Select all lines with the string "this" in them, and copy those lines.

##### Records to use

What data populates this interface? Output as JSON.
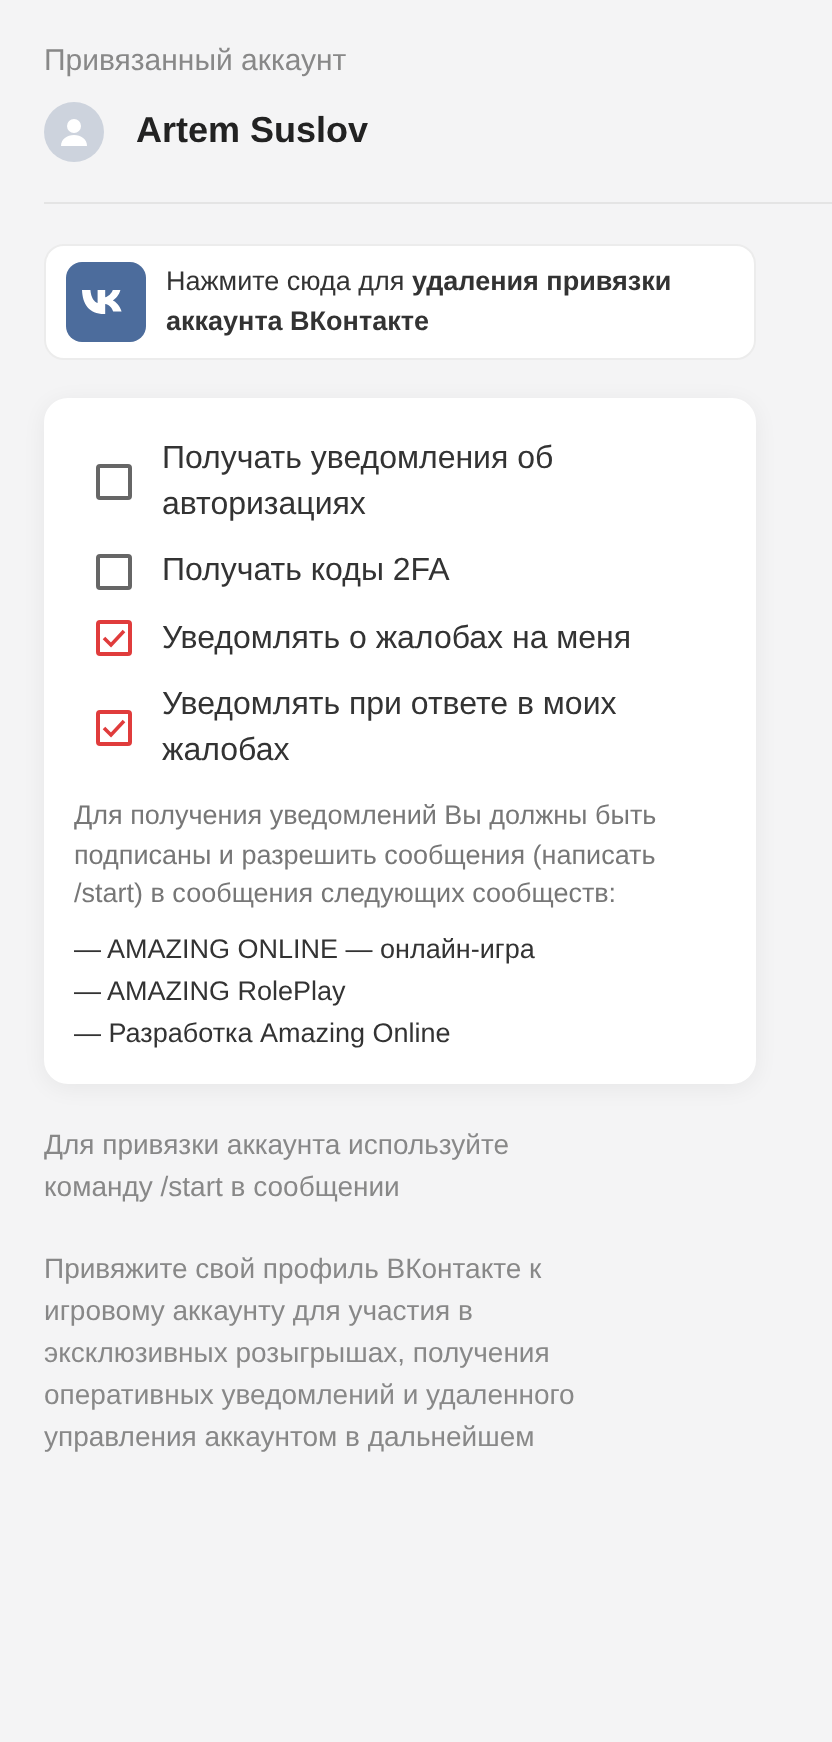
{
  "linked_account": {
    "heading": "Привязанный аккаунт",
    "name": "Artem Suslov"
  },
  "vk_unlink": {
    "text": "Нажмите сюда для **удаления привязки аккаунта ВКонтакте**"
  },
  "options": [
    {
      "label": "Получать уведомления об авторизациях",
      "checked": false
    },
    {
      "label": "Получать коды 2FA",
      "checked": false
    },
    {
      "label": "Уведомлять о жалобах на меня",
      "checked": true
    },
    {
      "label": "Уведомлять при ответе в моих жалобах",
      "checked": true
    }
  ],
  "note": "Для получения уведомлений Вы должны быть подписаны и разрешить сообщения (написать /start) в сообщения следующих сообществ:",
  "communities": [
    "— AMAZING ONLINE — онлайн-игра",
    "— AMAZING RolePlay",
    "— Разработка Amazing Online"
  ],
  "footer": [
    "Для привязки аккаунта используйте команду /start в сообщении",
    "Привяжите свой профиль ВКонтакте к игровому аккаунту для участия в эксклюзивных розыгрышах, получения оперативных уведомлений и удаленного управления аккаунтом в дальнейшем"
  ]
}
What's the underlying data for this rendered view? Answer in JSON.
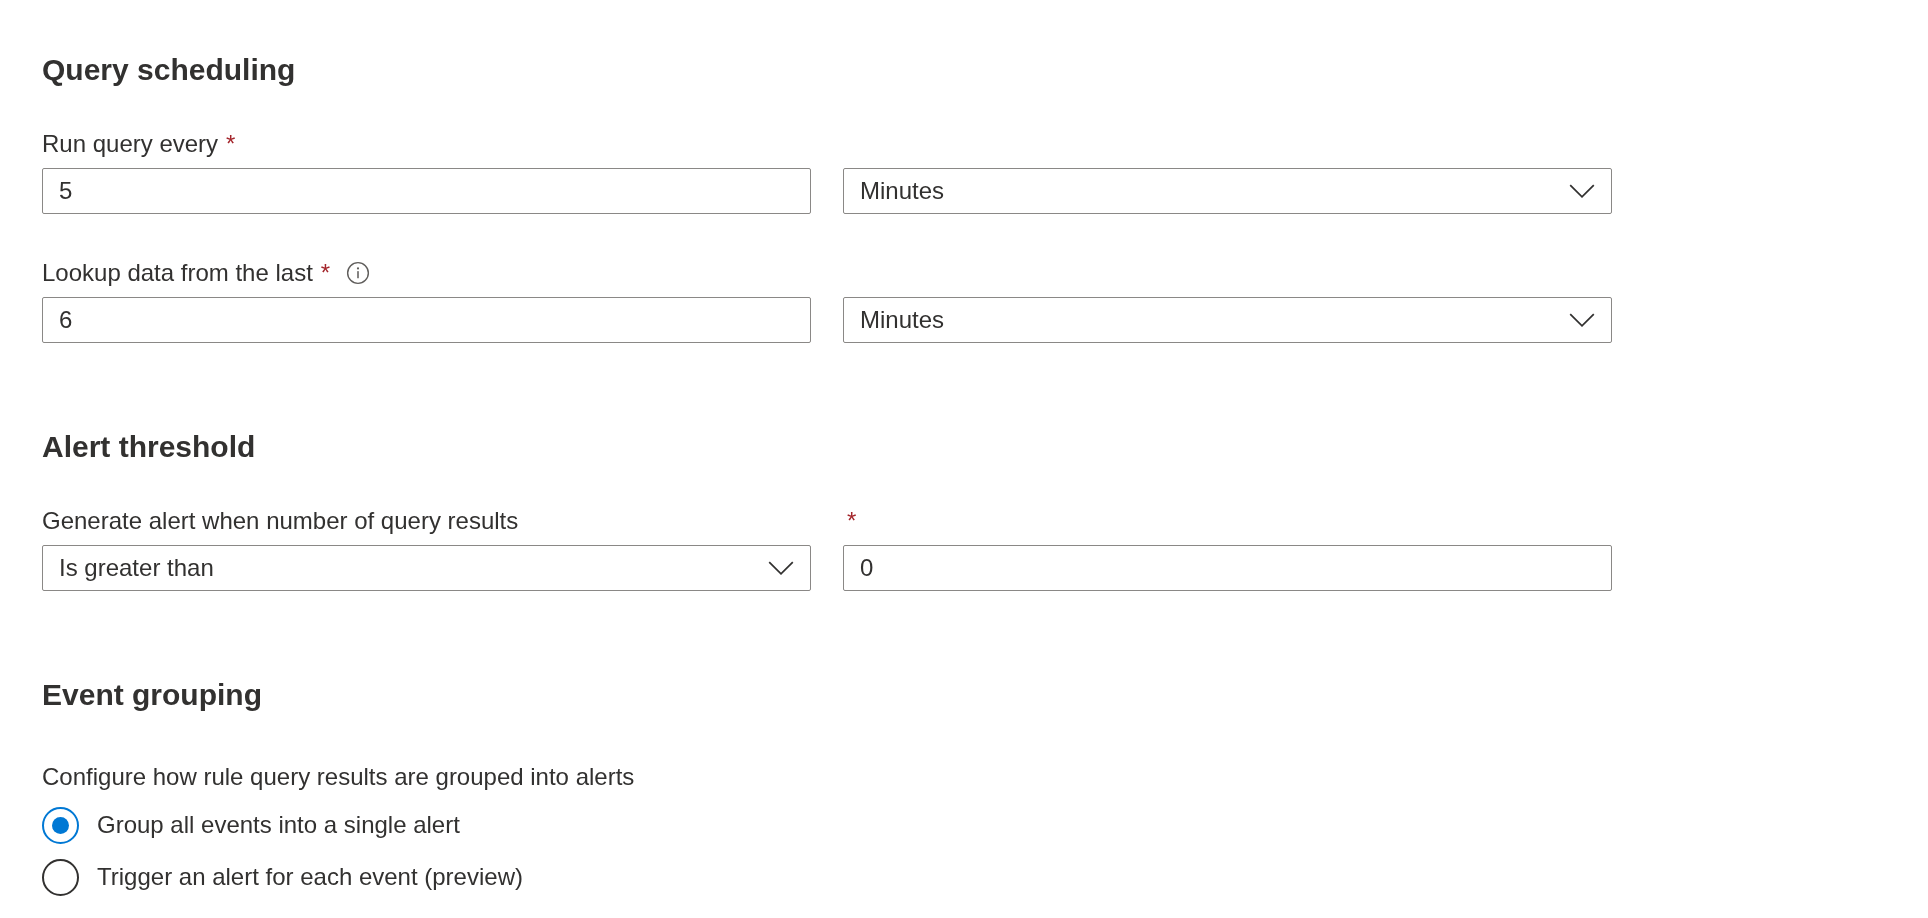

##########

## Written response
What data populates this interface? Output as JSON.
What's the underlying data for this rendered view? Answer in JSON.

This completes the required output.